§ **WHAT TO DO**
Quote the records that follow in full and exactly; leave out the pictures.

(Dataset records on visual material)
## Begin

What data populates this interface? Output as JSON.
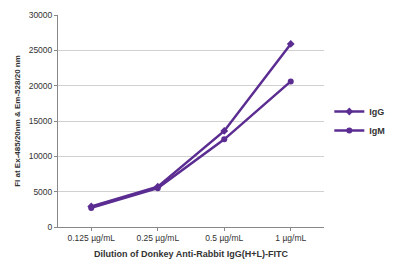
{
  "chart_data": {
    "type": "line",
    "categories": [
      "0.125 µg/mL",
      "0.25 µg/mL",
      "0.5 µg/mL",
      "1 µg/mL"
    ],
    "series": [
      {
        "name": "IgG",
        "color": "#5b2c91",
        "marker": "diamond",
        "values": [
          2900,
          5700,
          13600,
          25900
        ]
      },
      {
        "name": "IgM",
        "color": "#5b2c91",
        "marker": "circle",
        "values": [
          2700,
          5500,
          12400,
          20600
        ]
      }
    ],
    "x_label": "Dilution of Donkey Anti-Rabbit IgG(H+L)-FITC",
    "y_label": "FI at Ex-485/20nm & Em-528/20 nm",
    "ylim": [
      0,
      30000
    ],
    "yticks": [
      0,
      5000,
      10000,
      15000,
      20000,
      25000,
      30000
    ],
    "grid": true,
    "legend": "right"
  }
}
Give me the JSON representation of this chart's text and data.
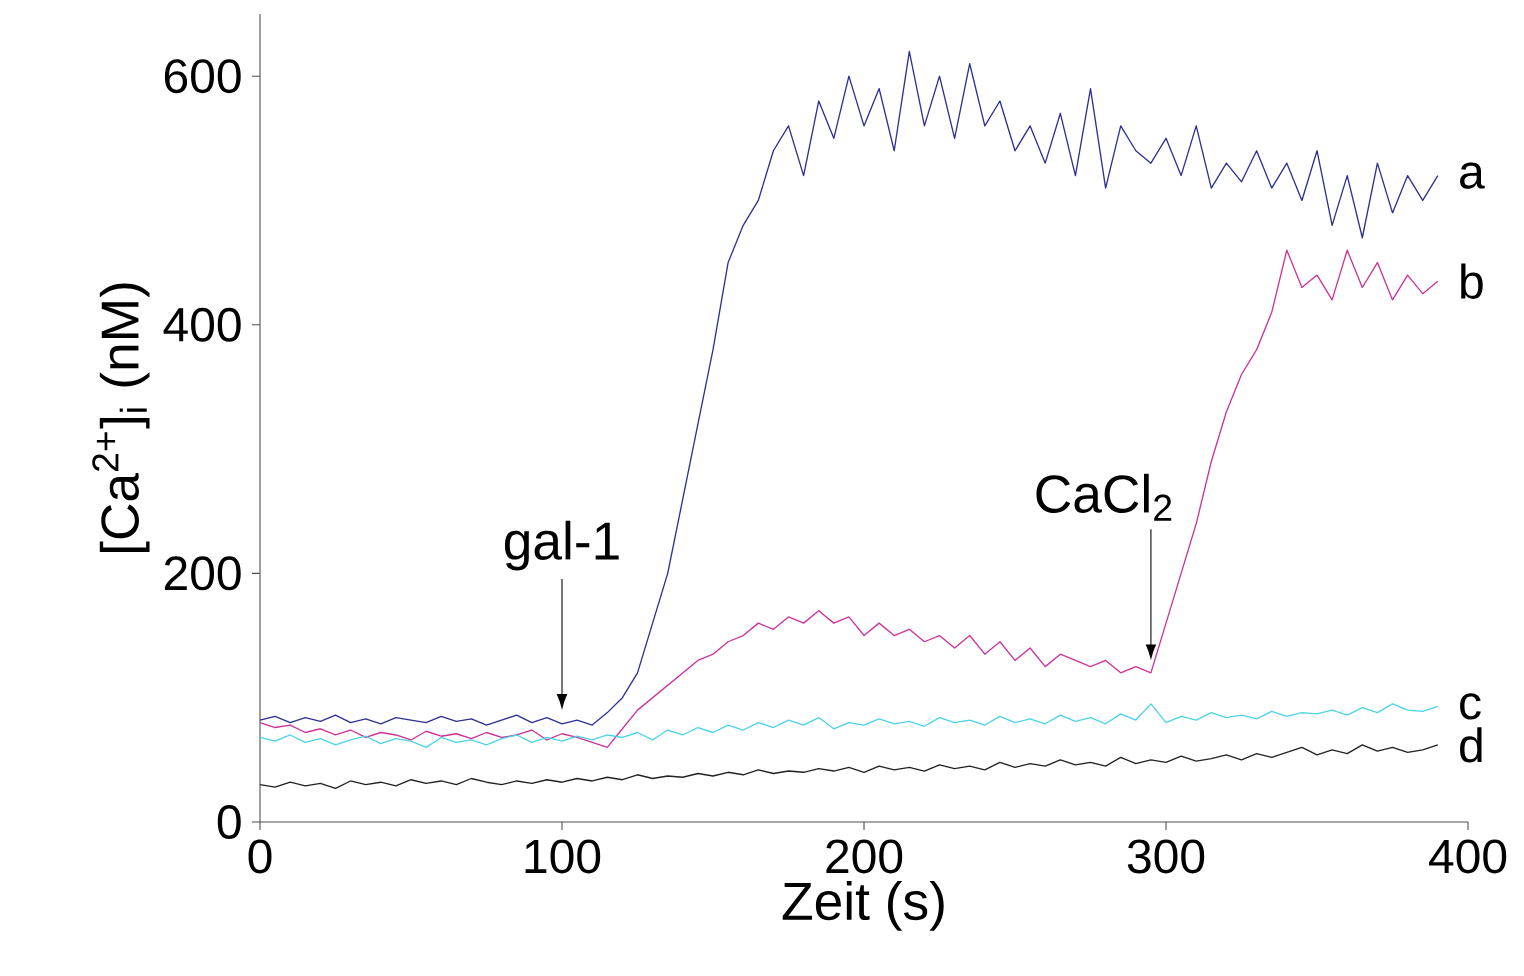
{
  "chart_data": {
    "type": "line",
    "xlabel": "Zeit  (s)",
    "ylabel": "[Ca$^{2+}$]$_{i}$ (nM)",
    "xlim": [
      0,
      400
    ],
    "ylim": [
      0,
      650
    ],
    "xticks": [
      0,
      100,
      200,
      300,
      400
    ],
    "yticks": [
      0,
      200,
      400,
      600
    ],
    "grid": false,
    "marker": "none",
    "line_style": "solid",
    "x": [
      0,
      5,
      10,
      15,
      20,
      25,
      30,
      35,
      40,
      45,
      50,
      55,
      60,
      65,
      70,
      75,
      80,
      85,
      90,
      95,
      100,
      105,
      110,
      115,
      120,
      125,
      130,
      135,
      140,
      145,
      150,
      155,
      160,
      165,
      170,
      175,
      180,
      185,
      190,
      195,
      200,
      205,
      210,
      215,
      220,
      225,
      230,
      235,
      240,
      245,
      250,
      255,
      260,
      265,
      270,
      275,
      280,
      285,
      290,
      295,
      300,
      305,
      310,
      315,
      320,
      325,
      330,
      335,
      340,
      345,
      350,
      355,
      360,
      365,
      370,
      375,
      380,
      385,
      390
    ],
    "series": [
      {
        "name": "a",
        "color": "#2e3192",
        "values": [
          82,
          85,
          80,
          84,
          81,
          86,
          80,
          83,
          79,
          84,
          82,
          80,
          85,
          81,
          83,
          78,
          82,
          86,
          80,
          84,
          79,
          82,
          78,
          88,
          100,
          120,
          160,
          200,
          260,
          320,
          380,
          450,
          480,
          500,
          540,
          560,
          520,
          580,
          550,
          600,
          560,
          590,
          540,
          620,
          560,
          600,
          550,
          610,
          560,
          580,
          540,
          560,
          530,
          570,
          520,
          590,
          510,
          560,
          540,
          530,
          550,
          520,
          560,
          510,
          530,
          515,
          540,
          510,
          530,
          500,
          540,
          480,
          520,
          470,
          530,
          490,
          520,
          500,
          520
        ]
      },
      {
        "name": "b",
        "color": "#cc3399",
        "values": [
          80,
          76,
          78,
          72,
          75,
          70,
          74,
          68,
          72,
          70,
          66,
          73,
          69,
          71,
          67,
          72,
          68,
          70,
          74,
          66,
          71,
          68,
          64,
          60,
          75,
          90,
          100,
          110,
          120,
          130,
          135,
          145,
          150,
          160,
          155,
          165,
          160,
          170,
          160,
          165,
          150,
          160,
          150,
          155,
          145,
          150,
          140,
          150,
          135,
          145,
          130,
          140,
          125,
          135,
          130,
          125,
          130,
          120,
          125,
          120,
          160,
          200,
          240,
          290,
          330,
          360,
          380,
          410,
          460,
          430,
          440,
          420,
          460,
          430,
          450,
          420,
          440,
          425,
          435
        ]
      },
      {
        "name": "c",
        "color": "#4dd2e6",
        "values": [
          68,
          65,
          70,
          64,
          67,
          62,
          66,
          69,
          63,
          67,
          65,
          60,
          68,
          64,
          66,
          62,
          67,
          70,
          64,
          68,
          65,
          69,
          66,
          70,
          68,
          72,
          66,
          74,
          70,
          76,
          72,
          78,
          74,
          80,
          76,
          82,
          78,
          84,
          75,
          80,
          78,
          83,
          79,
          81,
          77,
          84,
          80,
          82,
          78,
          85,
          80,
          83,
          79,
          86,
          81,
          84,
          79,
          87,
          82,
          95,
          80,
          85,
          82,
          88,
          84,
          86,
          83,
          89,
          85,
          88,
          87,
          90,
          86,
          92,
          88,
          95,
          90,
          89,
          93
        ]
      },
      {
        "name": "d",
        "color": "#222222",
        "values": [
          30,
          28,
          32,
          29,
          31,
          27,
          33,
          30,
          32,
          29,
          34,
          31,
          33,
          30,
          35,
          32,
          30,
          33,
          31,
          34,
          32,
          35,
          33,
          36,
          34,
          38,
          35,
          37,
          36,
          39,
          37,
          40,
          38,
          42,
          39,
          41,
          40,
          43,
          41,
          44,
          40,
          45,
          42,
          44,
          41,
          46,
          43,
          45,
          42,
          48,
          44,
          47,
          45,
          50,
          46,
          48,
          45,
          52,
          47,
          50,
          48,
          53,
          49,
          51,
          54,
          50,
          55,
          52,
          56,
          60,
          54,
          58,
          55,
          62,
          57,
          60,
          56,
          58,
          62
        ]
      }
    ],
    "annotations": [
      {
        "text": "gal-1",
        "x": 100,
        "y": 85
      },
      {
        "text": "CaCl$_{2}$",
        "x": 295,
        "y": 125
      }
    ]
  }
}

## End

§ **FINAL RESULT**
What data populates this interface? Output as JSON.
{
  "chart_data": {
    "type": "line",
    "categories": [
      "0.125 µg/mL",
      "0.25 µg/mL",
      "0.5 µg/mL",
      "1 µg/mL"
    ],
    "series": [
      {
        "name": "IgG",
        "color": "#5b2c91",
        "marker": "diamond",
        "values": [
          2900,
          5700,
          13600,
          25900
        ]
      },
      {
        "name": "IgM",
        "color": "#5b2c91",
        "marker": "circle",
        "values": [
          2700,
          5500,
          12400,
          20600
        ]
      }
    ],
    "x_label": "Dilution of Donkey Anti-Rabbit IgG(H+L)-FITC",
    "y_label": "FI at Ex-485/20nm & Em-528/20 nm",
    "ylim": [
      0,
      30000
    ],
    "yticks": [
      0,
      5000,
      10000,
      15000,
      20000,
      25000,
      30000
    ],
    "grid": true,
    "legend": "right"
  }
}
Give me the JSON representation of this chart's text and data.
{
  "chart_data": {
    "type": "line",
    "xlabel": "Zeit  (s)",
    "ylabel": "[Ca$^{2+}$]$_{i}$ (nM)",
    "xlim": [
      0,
      400
    ],
    "ylim": [
      0,
      650
    ],
    "xticks": [
      0,
      100,
      200,
      300,
      400
    ],
    "yticks": [
      0,
      200,
      400,
      600
    ],
    "grid": false,
    "marker": "none",
    "line_style": "solid",
    "x": [
      0,
      5,
      10,
      15,
      20,
      25,
      30,
      35,
      40,
      45,
      50,
      55,
      60,
      65,
      70,
      75,
      80,
      85,
      90,
      95,
      100,
      105,
      110,
      115,
      120,
      125,
      130,
      135,
      140,
      145,
      150,
      155,
      160,
      165,
      170,
      175,
      180,
      185,
      190,
      195,
      200,
      205,
      210,
      215,
      220,
      225,
      230,
      235,
      240,
      245,
      250,
      255,
      260,
      265,
      270,
      275,
      280,
      285,
      290,
      295,
      300,
      305,
      310,
      315,
      320,
      325,
      330,
      335,
      340,
      345,
      350,
      355,
      360,
      365,
      370,
      375,
      380,
      385,
      390
    ],
    "series": [
      {
        "name": "a",
        "color": "#2e3192",
        "values": [
          82,
          85,
          80,
          84,
          81,
          86,
          80,
          83,
          79,
          84,
          82,
          80,
          85,
          81,
          83,
          78,
          82,
          86,
          80,
          84,
          79,
          82,
          78,
          88,
          100,
          120,
          160,
          200,
          260,
          320,
          380,
          450,
          480,
          500,
          540,
          560,
          520,
          580,
          550,
          600,
          560,
          590,
          540,
          620,
          560,
          600,
          550,
          610,
          560,
          580,
          540,
          560,
          530,
          570,
          520,
          590,
          510,
          560,
          540,
          530,
          550,
          520,
          560,
          510,
          530,
          515,
          540,
          510,
          530,
          500,
          540,
          480,
          520,
          470,
          530,
          490,
          520,
          500,
          520
        ]
      },
      {
        "name": "b",
        "color": "#cc3399",
        "values": [
          80,
          76,
          78,
          72,
          75,
          70,
          74,
          68,
          72,
          70,
          66,
          73,
          69,
          71,
          67,
          72,
          68,
          70,
          74,
          66,
          71,
          68,
          64,
          60,
          75,
          90,
          100,
          110,
          120,
          130,
          135,
          145,
          150,
          160,
          155,
          165,
          160,
          170,
          160,
          165,
          150,
          160,
          150,
          155,
          145,
          150,
          140,
          150,
          135,
          145,
          130,
          140,
          125,
          135,
          130,
          125,
          130,
          120,
          125,
          120,
          160,
          200,
          240,
          290,
          330,
          360,
          380,
          410,
          460,
          430,
          440,
          420,
          460,
          430,
          450,
          420,
          440,
          425,
          435
        ]
      },
      {
        "name": "c",
        "color": "#4dd2e6",
        "values": [
          68,
          65,
          70,
          64,
          67,
          62,
          66,
          69,
          63,
          67,
          65,
          60,
          68,
          64,
          66,
          62,
          67,
          70,
          64,
          68,
          65,
          69,
          66,
          70,
          68,
          72,
          66,
          74,
          70,
          76,
          72,
          78,
          74,
          80,
          76,
          82,
          78,
          84,
          75,
          80,
          78,
          83,
          79,
          81,
          77,
          84,
          80,
          82,
          78,
          85,
          80,
          83,
          79,
          86,
          81,
          84,
          79,
          87,
          82,
          95,
          80,
          85,
          82,
          88,
          84,
          86,
          83,
          89,
          85,
          88,
          87,
          90,
          86,
          92,
          88,
          95,
          90,
          89,
          93
        ]
      },
      {
        "name": "d",
        "color": "#222222",
        "values": [
          30,
          28,
          32,
          29,
          31,
          27,
          33,
          30,
          32,
          29,
          34,
          31,
          33,
          30,
          35,
          32,
          30,
          33,
          31,
          34,
          32,
          35,
          33,
          36,
          34,
          38,
          35,
          37,
          36,
          39,
          37,
          40,
          38,
          42,
          39,
          41,
          40,
          43,
          41,
          44,
          40,
          45,
          42,
          44,
          41,
          46,
          43,
          45,
          42,
          48,
          44,
          47,
          45,
          50,
          46,
          48,
          45,
          52,
          47,
          50,
          48,
          53,
          49,
          51,
          54,
          50,
          55,
          52,
          56,
          60,
          54,
          58,
          55,
          62,
          57,
          60,
          56,
          58,
          62
        ]
      }
    ],
    "annotations": [
      {
        "text": "gal-1",
        "x": 100,
        "y": 85
      },
      {
        "text": "CaCl$_{2}$",
        "x": 295,
        "y": 125
      }
    ]
  }
}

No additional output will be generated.